-- Start --

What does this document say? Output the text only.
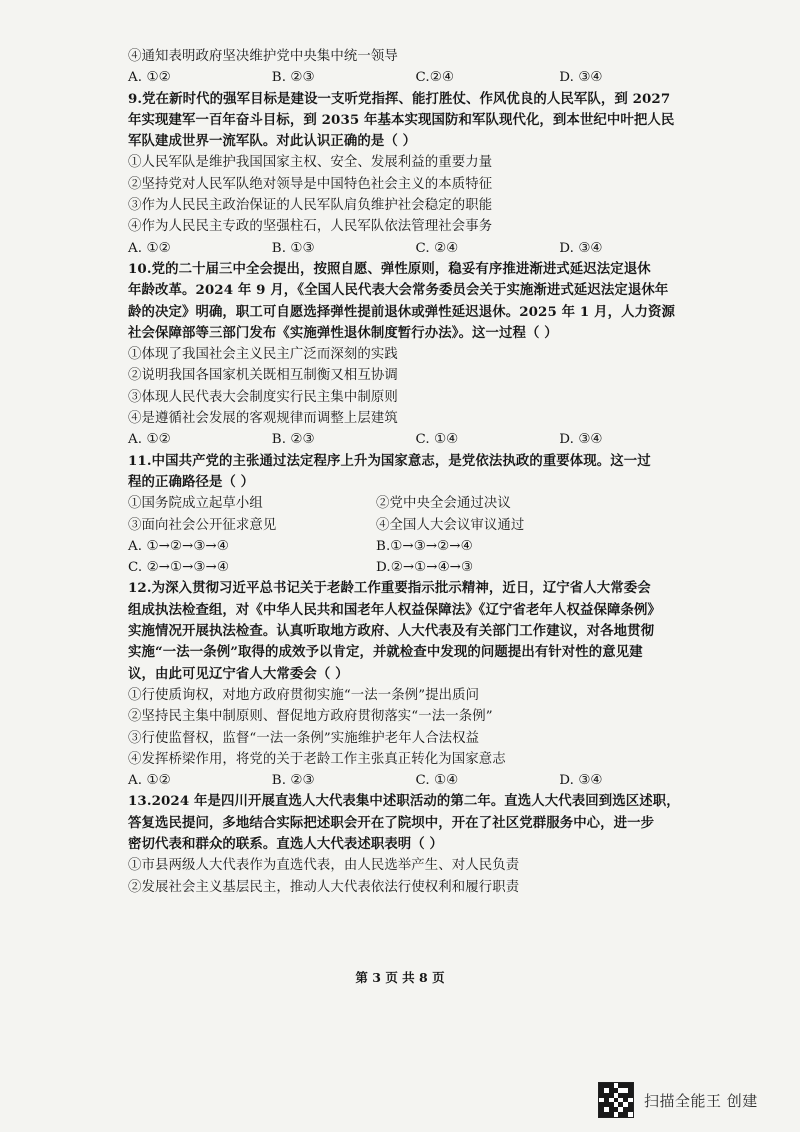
④通知表明政府坚决维护党中央集中统一领导
A. ①②	B. ②③	C.②④	D. ③④
9.党在新时代的强军目标是建设一支听党指挥、能打胜仗、作风优良的人民军队，到 2027
年实现建军一百年奋斗目标，到 2035 年基本实现国防和军队现代化，到本世纪中叶把人民
军队建成世界一流军队。对此认识正确的是（ ）
①人民军队是维护我国国家主权、安全、发展利益的重要力量
②坚持党对人民军队绝对领导是中国特色社会主义的本质特征
③作为人民民主政治保证的人民军队肩负维护社会稳定的职能
④作为人民民主专政的坚强柱石，人民军队依法管理社会事务
A. ①②	B. ①③	C. ②④	D. ③④
10.党的二十届三中全会提出，按照自愿、弹性原则，稳妥有序推进渐进式延迟法定退休
年龄改革。2024 年 9 月，《全国人民代表大会常务委员会关于实施渐进式延迟法定退休年
龄的决定》明确，职工可自愿选择弹性提前退休或弹性延迟退休。2025 年 1 月，人力资源
社会保障部等三部门发布《实施弹性退休制度暂行办法》。这一过程（ ）
①体现了我国社会主义民主广泛而深刻的实践
②说明我国各国家机关既相互制衡又相互协调
③体现人民代表大会制度实行民主集中制原则
④是遵循社会发展的客观规律而调整上层建筑
A. ①②	B. ②③	C. ①④	D. ③④
11.中国共产党的主张通过法定程序上升为国家意志，是党依法执政的重要体现。这一过
程的正确路径是（ ）
①国务院成立起草小组	②党中央全会通过决议
③面向社会公开征求意见	④全国人大会议审议通过
A. ①→②→③→④	B.①→③→②→④
C. ②→①→③→④	D.②→①→④→③
12.为深入贯彻习近平总书记关于老龄工作重要指示批示精神，近日，辽宁省人大常委会
组成执法检查组，对《中华人民共和国老年人权益保障法》《辽宁省老年人权益保障条例》
实施情况开展执法检查。认真听取地方政府、人大代表及有关部门工作建议，对各地贯彻
实施“一法一条例”取得的成效予以肯定，并就检查中发现的问题提出有针对性的意见建
议，由此可见辽宁省人大常委会（ ）
①行使质询权，对地方政府贯彻实施“一法一条例”提出质问
②坚持民主集中制原则、督促地方政府贯彻落实“一法一条例”
③行使监督权，监督“一法一条例”实施维护老年人合法权益
④发挥桥梁作用，将党的关于老龄工作主张真正转化为国家意志
A. ①②	B. ②③	C. ①④	D. ③④
13.2024 年是四川开展直选人大代表集中述职活动的第二年。直选人大代表回到选区述职，
答复选民提问，多地结合实际把述职会开在了院坝中，开在了社区党群服务中心，进一步
密切代表和群众的联系。直选人大代表述职表明（ ）
①市县两级人大代表作为直选代表，由人民选举产生、对人民负责
②发展社会主义基层民主，推动人大代表依法行使权利和履行职责
第 3 页 共 8 页
扫描全能王 创建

-- End --

Written instruction
Go through the listing above and write it out again exactly, dropping the pictures.

Completed task
What does this document say? Output the text only.
④通知表明政府坚决维护党中央集中统一领导
A. ①②	B. ②③	C.②④	D. ③④
9.党在新时代的强军目标是建设一支听党指挥、能打胜仗、作风优良的人民军队，到 2027
年实现建军一百年奋斗目标，到 2035 年基本实现国防和军队现代化，到本世纪中叶把人民
军队建成世界一流军队。对此认识正确的是（ ）
①人民军队是维护我国国家主权、安全、发展利益的重要力量
②坚持党对人民军队绝对领导是中国特色社会主义的本质特征
③作为人民民主政治保证的人民军队肩负维护社会稳定的职能
④作为人民民主专政的坚强柱石，人民军队依法管理社会事务
A. ①②	B. ①③	C. ②④	D. ③④
10.党的二十届三中全会提出，按照自愿、弹性原则，稳妥有序推进渐进式延迟法定退休
年龄改革。2024 年 9 月，《全国人民代表大会常务委员会关于实施渐进式延迟法定退休年
龄的决定》明确，职工可自愿选择弹性提前退休或弹性延迟退休。2025 年 1 月，人力资源
社会保障部等三部门发布《实施弹性退休制度暂行办法》。这一过程（ ）
①体现了我国社会主义民主广泛而深刻的实践
②说明我国各国家机关既相互制衡又相互协调
③体现人民代表大会制度实行民主集中制原则
④是遵循社会发展的客观规律而调整上层建筑
A. ①②	B. ②③	C. ①④	D. ③④
11.中国共产党的主张通过法定程序上升为国家意志，是党依法执政的重要体现。这一过
程的正确路径是（ ）
①国务院成立起草小组	②党中央全会通过决议
③面向社会公开征求意见	④全国人大会议审议通过
A. ①→②→③→④	B.①→③→②→④
C. ②→①→③→④	D.②→①→④→③
12.为深入贯彻习近平总书记关于老龄工作重要指示批示精神，近日，辽宁省人大常委会
组成执法检查组，对《中华人民共和国老年人权益保障法》《辽宁省老年人权益保障条例》
实施情况开展执法检查。认真听取地方政府、人大代表及有关部门工作建议，对各地贯彻
实施“一法一条例”取得的成效予以肯定，并就检查中发现的问题提出有针对性的意见建
议，由此可见辽宁省人大常委会（ ）
①行使质询权，对地方政府贯彻实施“一法一条例”提出质问
②坚持民主集中制原则、督促地方政府贯彻落实“一法一条例”
③行使监督权，监督“一法一条例”实施维护老年人合法权益
④发挥桥梁作用，将党的关于老龄工作主张真正转化为国家意志
A. ①②	B. ②③	C. ①④	D. ③④
13.2024 年是四川开展直选人大代表集中述职活动的第二年。直选人大代表回到选区述职，
答复选民提问，多地结合实际把述职会开在了院坝中，开在了社区党群服务中心，进一步
密切代表和群众的联系。直选人大代表述职表明（ ）
①市县两级人大代表作为直选代表，由人民选举产生、对人民负责
②发展社会主义基层民主，推动人大代表依法行使权利和履行职责
第 3 页 共 8 页
扫描全能王 创建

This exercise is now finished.